- _Exercise goal_: Pull every line of the entries that has the word "烟气中的".

## BEGIN Dataset extract

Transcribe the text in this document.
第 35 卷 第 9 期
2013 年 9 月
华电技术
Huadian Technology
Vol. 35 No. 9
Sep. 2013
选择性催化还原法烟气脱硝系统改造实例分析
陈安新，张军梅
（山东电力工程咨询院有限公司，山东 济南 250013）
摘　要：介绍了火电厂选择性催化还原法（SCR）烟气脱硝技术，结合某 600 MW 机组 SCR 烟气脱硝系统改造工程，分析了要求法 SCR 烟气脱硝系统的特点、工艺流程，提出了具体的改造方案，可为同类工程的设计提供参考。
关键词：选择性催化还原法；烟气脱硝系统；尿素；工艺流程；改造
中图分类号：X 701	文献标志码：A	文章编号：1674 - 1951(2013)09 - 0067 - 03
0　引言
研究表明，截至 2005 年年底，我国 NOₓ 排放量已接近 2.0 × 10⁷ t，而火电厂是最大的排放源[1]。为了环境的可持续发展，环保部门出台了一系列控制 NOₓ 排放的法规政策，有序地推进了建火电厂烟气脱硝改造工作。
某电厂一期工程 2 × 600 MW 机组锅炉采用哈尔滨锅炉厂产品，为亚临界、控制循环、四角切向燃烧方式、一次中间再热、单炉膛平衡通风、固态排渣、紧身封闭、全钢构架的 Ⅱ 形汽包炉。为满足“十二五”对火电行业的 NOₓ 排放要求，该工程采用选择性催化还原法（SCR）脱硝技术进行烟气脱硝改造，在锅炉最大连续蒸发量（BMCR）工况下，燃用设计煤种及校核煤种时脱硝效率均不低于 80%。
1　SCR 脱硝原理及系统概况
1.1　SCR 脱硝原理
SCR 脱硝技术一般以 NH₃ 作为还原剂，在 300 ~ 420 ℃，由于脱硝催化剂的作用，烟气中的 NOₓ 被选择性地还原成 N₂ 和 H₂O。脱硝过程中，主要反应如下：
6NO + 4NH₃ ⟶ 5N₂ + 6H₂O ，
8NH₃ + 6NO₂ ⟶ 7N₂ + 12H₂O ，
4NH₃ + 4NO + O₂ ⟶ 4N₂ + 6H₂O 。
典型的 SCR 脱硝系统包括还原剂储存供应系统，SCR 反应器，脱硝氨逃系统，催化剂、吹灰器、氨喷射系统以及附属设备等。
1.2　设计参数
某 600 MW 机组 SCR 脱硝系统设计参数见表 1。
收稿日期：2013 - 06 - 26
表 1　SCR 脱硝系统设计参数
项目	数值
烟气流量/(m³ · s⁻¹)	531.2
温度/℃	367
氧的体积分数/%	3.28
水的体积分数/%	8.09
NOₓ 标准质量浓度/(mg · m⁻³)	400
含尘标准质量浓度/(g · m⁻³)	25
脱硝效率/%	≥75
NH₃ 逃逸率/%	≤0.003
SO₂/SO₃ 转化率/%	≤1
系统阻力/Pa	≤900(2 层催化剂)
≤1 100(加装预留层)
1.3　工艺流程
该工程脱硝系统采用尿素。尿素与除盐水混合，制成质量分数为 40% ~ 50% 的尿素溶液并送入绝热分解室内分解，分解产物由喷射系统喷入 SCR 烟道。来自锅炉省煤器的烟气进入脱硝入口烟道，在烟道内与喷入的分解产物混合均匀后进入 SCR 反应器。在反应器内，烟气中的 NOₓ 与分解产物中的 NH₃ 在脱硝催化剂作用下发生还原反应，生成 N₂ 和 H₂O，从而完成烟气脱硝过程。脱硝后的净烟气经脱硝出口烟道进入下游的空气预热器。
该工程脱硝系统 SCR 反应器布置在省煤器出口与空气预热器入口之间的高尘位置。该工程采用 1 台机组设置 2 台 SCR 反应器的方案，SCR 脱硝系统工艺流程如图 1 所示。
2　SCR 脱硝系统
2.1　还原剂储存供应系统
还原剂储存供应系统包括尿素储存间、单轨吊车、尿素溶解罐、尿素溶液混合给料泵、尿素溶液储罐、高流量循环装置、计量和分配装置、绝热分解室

## END Dataset extract

- _Solved problem_:
SCR 脱硝技术一般以 NH₃ 作为还原剂，在 300 ~ 420 ℃，由于脱硝催化剂的作用，烟气中的 NOₓ 被选择性地还原成 N₂ 和 H₂O。脱硝过程中，主要反应如下：
该工程脱硝系统采用尿素。尿素与除盐水混合，制成质量分数为 40% ~ 50% 的尿素溶液并送入绝热分解室内分解，分解产物由喷射系统喷入 SCR 烟道。来自锅炉省煤器的烟气进入脱硝入口烟道，在烟道内与喷入的分解产物混合均匀后进入 SCR 反应器。在反应器内，烟气中的 NOₓ 与分解产物中的 NH₃ 在脱硝催化剂作用下发生还原反应，生成 N₂ 和 H₂O，从而完成烟气脱硝过程。脱硝后的净烟气经脱硝出口烟道进入下游的空气预热器。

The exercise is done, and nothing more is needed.